>> Begin PROVIDED ENTRIES

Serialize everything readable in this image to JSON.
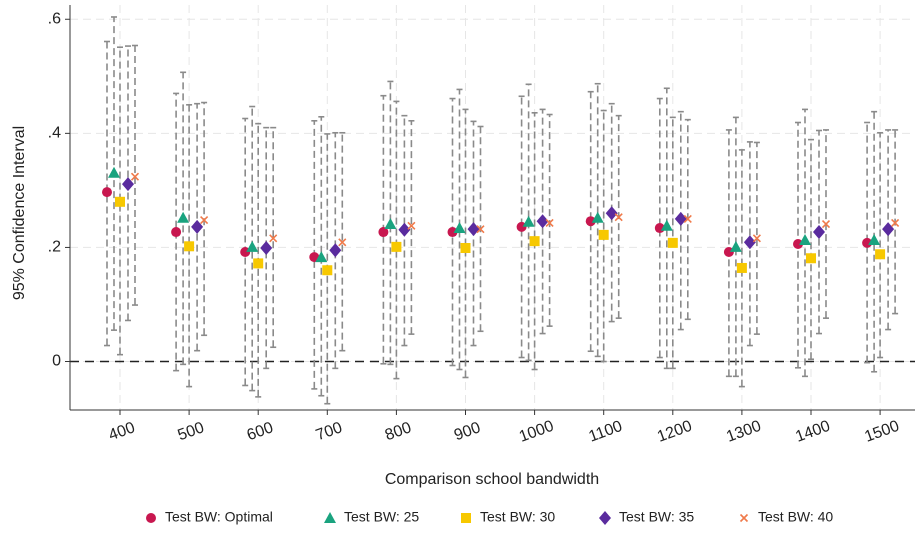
{
  "chart_data": {
    "type": "errorbar",
    "x_label": "Comparison school bandwidth",
    "y_label": "95% Confidence Interval",
    "categories": [
      "400",
      "500",
      "600",
      "700",
      "800",
      "900",
      "1000",
      "1100",
      "1200",
      "1300",
      "1400",
      "1500"
    ],
    "ylim": [
      -0.085,
      0.625
    ],
    "yticks": [
      0,
      {
        "value": 0.2,
        "label": ".2"
      },
      {
        "value": 0.4,
        "label": ".4"
      },
      {
        "value": 0.6,
        "label": ".6"
      }
    ],
    "yline": 0,
    "grid": true,
    "legend_position": "bottom",
    "series": [
      {
        "name": "Test BW: Optimal",
        "color": "#c8174f",
        "marker": "circle",
        "values": [
          0.297,
          0.227,
          0.192,
          0.183,
          0.227,
          0.227,
          0.236,
          0.246,
          0.234,
          0.192,
          0.206,
          0.208
        ],
        "lower": [
          0.028,
          -0.016,
          -0.042,
          -0.048,
          -0.004,
          -0.007,
          0.007,
          0.018,
          0.007,
          -0.026,
          -0.011,
          -0.002
        ],
        "upper": [
          0.561,
          0.47,
          0.426,
          0.422,
          0.466,
          0.461,
          0.465,
          0.473,
          0.461,
          0.406,
          0.419,
          0.419
        ]
      },
      {
        "name": "Test BW: 25",
        "color": "#1aa37f",
        "marker": "triangle",
        "values": [
          0.331,
          0.252,
          0.201,
          0.183,
          0.241,
          0.234,
          0.245,
          0.252,
          0.238,
          0.201,
          0.213,
          0.213
        ],
        "lower": [
          0.055,
          -0.005,
          -0.051,
          -0.06,
          -0.005,
          -0.014,
          0.002,
          0.009,
          -0.012,
          -0.026,
          -0.026,
          -0.018
        ],
        "upper": [
          0.604,
          0.507,
          0.447,
          0.429,
          0.491,
          0.477,
          0.486,
          0.487,
          0.479,
          0.428,
          0.442,
          0.438
        ]
      },
      {
        "name": "Test BW: 30",
        "color": "#f7c800",
        "marker": "square",
        "values": [
          0.28,
          0.202,
          0.172,
          0.16,
          0.201,
          0.199,
          0.211,
          0.222,
          0.208,
          0.164,
          0.181,
          0.188
        ],
        "lower": [
          0.012,
          -0.044,
          -0.062,
          -0.074,
          -0.03,
          -0.028,
          -0.014,
          0.0,
          -0.012,
          -0.044,
          0.004,
          0.007
        ],
        "upper": [
          0.551,
          0.45,
          0.417,
          0.399,
          0.456,
          0.442,
          0.436,
          0.44,
          0.428,
          0.371,
          0.389,
          0.401
        ]
      },
      {
        "name": "Test BW: 35",
        "color": "#5a2b9e",
        "marker": "diamond",
        "values": [
          0.311,
          0.236,
          0.199,
          0.195,
          0.231,
          0.232,
          0.246,
          0.26,
          0.25,
          0.209,
          0.227,
          0.232
        ],
        "lower": [
          0.072,
          0.019,
          -0.012,
          -0.012,
          0.028,
          0.028,
          0.049,
          0.07,
          0.056,
          0.028,
          0.049,
          0.056
        ],
        "upper": [
          0.553,
          0.452,
          0.41,
          0.401,
          0.431,
          0.421,
          0.442,
          0.452,
          0.438,
          0.385,
          0.405,
          0.406
        ]
      },
      {
        "name": "Test BW: 40",
        "color": "#f07a4a",
        "marker": "x",
        "values": [
          0.324,
          0.248,
          0.216,
          0.209,
          0.238,
          0.232,
          0.243,
          0.253,
          0.25,
          0.216,
          0.241,
          0.243
        ],
        "lower": [
          0.099,
          0.046,
          0.025,
          0.019,
          0.048,
          0.053,
          0.062,
          0.076,
          0.074,
          0.048,
          0.076,
          0.084
        ],
        "upper": [
          0.554,
          0.454,
          0.41,
          0.401,
          0.422,
          0.412,
          0.433,
          0.431,
          0.424,
          0.384,
          0.406,
          0.406
        ]
      }
    ]
  }
}
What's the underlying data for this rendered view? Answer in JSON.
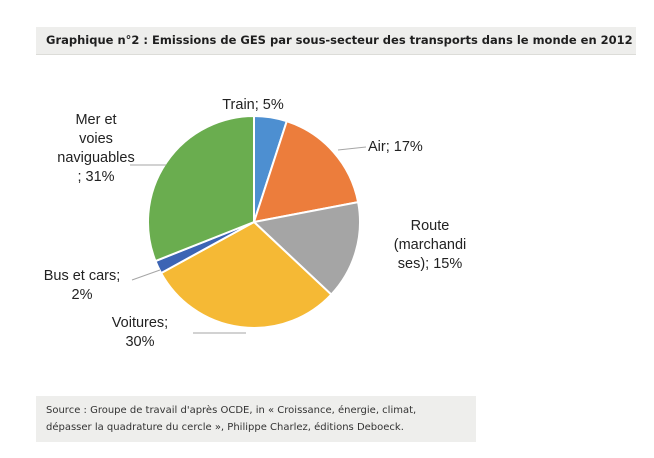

>> End PROVIDED ENTRIES

▶ REQUIRED WORK
Give every line back word for word and leave the pictures out.

▶ FULL SOLUTION
Serialize everything readable in this image to JSON.
{
  "chart_data": {
    "type": "errorbar",
    "x_label": "Comparison school bandwidth",
    "y_label": "95% Confidence Interval",
    "categories": [
      "400",
      "500",
      "600",
      "700",
      "800",
      "900",
      "1000",
      "1100",
      "1200",
      "1300",
      "1400",
      "1500"
    ],
    "ylim": [
      -0.085,
      0.625
    ],
    "yticks": [
      0,
      {
        "value": 0.2,
        "label": ".2"
      },
      {
        "value": 0.4,
        "label": ".4"
      },
      {
        "value": 0.6,
        "label": ".6"
      }
    ],
    "yline": 0,
    "grid": true,
    "legend_position": "bottom",
    "series": [
      {
        "name": "Test BW: Optimal",
        "color": "#c8174f",
        "marker": "circle",
        "values": [
          0.297,
          0.227,
          0.192,
          0.183,
          0.227,
          0.227,
          0.236,
          0.246,
          0.234,
          0.192,
          0.206,
          0.208
        ],
        "lower": [
          0.028,
          -0.016,
          -0.042,
          -0.048,
          -0.004,
          -0.007,
          0.007,
          0.018,
          0.007,
          -0.026,
          -0.011,
          -0.002
        ],
        "upper": [
          0.561,
          0.47,
          0.426,
          0.422,
          0.466,
          0.461,
          0.465,
          0.473,
          0.461,
          0.406,
          0.419,
          0.419
        ]
      },
      {
        "name": "Test BW: 25",
        "color": "#1aa37f",
        "marker": "triangle",
        "values": [
          0.331,
          0.252,
          0.201,
          0.183,
          0.241,
          0.234,
          0.245,
          0.252,
          0.238,
          0.201,
          0.213,
          0.213
        ],
        "lower": [
          0.055,
          -0.005,
          -0.051,
          -0.06,
          -0.005,
          -0.014,
          0.002,
          0.009,
          -0.012,
          -0.026,
          -0.026,
          -0.018
        ],
        "upper": [
          0.604,
          0.507,
          0.447,
          0.429,
          0.491,
          0.477,
          0.486,
          0.487,
          0.479,
          0.428,
          0.442,
          0.438
        ]
      },
      {
        "name": "Test BW: 30",
        "color": "#f7c800",
        "marker": "square",
        "values": [
          0.28,
          0.202,
          0.172,
          0.16,
          0.201,
          0.199,
          0.211,
          0.222,
          0.208,
          0.164,
          0.181,
          0.188
        ],
        "lower": [
          0.012,
          -0.044,
          -0.062,
          -0.074,
          -0.03,
          -0.028,
          -0.014,
          0.0,
          -0.012,
          -0.044,
          0.004,
          0.007
        ],
        "upper": [
          0.551,
          0.45,
          0.417,
          0.399,
          0.456,
          0.442,
          0.436,
          0.44,
          0.428,
          0.371,
          0.389,
          0.401
        ]
      },
      {
        "name": "Test BW: 35",
        "color": "#5a2b9e",
        "marker": "diamond",
        "values": [
          0.311,
          0.236,
          0.199,
          0.195,
          0.231,
          0.232,
          0.246,
          0.26,
          0.25,
          0.209,
          0.227,
          0.232
        ],
        "lower": [
          0.072,
          0.019,
          -0.012,
          -0.012,
          0.028,
          0.028,
          0.049,
          0.07,
          0.056,
          0.028,
          0.049,
          0.056
        ],
        "upper": [
          0.553,
          0.452,
          0.41,
          0.401,
          0.431,
          0.421,
          0.442,
          0.452,
          0.438,
          0.385,
          0.405,
          0.406
        ]
      },
      {
        "name": "Test BW: 40",
        "color": "#f07a4a",
        "marker": "x",
        "values": [
          0.324,
          0.248,
          0.216,
          0.209,
          0.238,
          0.232,
          0.243,
          0.253,
          0.25,
          0.216,
          0.241,
          0.243
        ],
        "lower": [
          0.099,
          0.046,
          0.025,
          0.019,
          0.048,
          0.053,
          0.062,
          0.076,
          0.074,
          0.048,
          0.076,
          0.084
        ],
        "upper": [
          0.554,
          0.454,
          0.41,
          0.401,
          0.422,
          0.412,
          0.433,
          0.431,
          0.424,
          0.384,
          0.406,
          0.406
        ]
      }
    ]
  }
}
What's the underlying data for this rendered view? Answer in JSON.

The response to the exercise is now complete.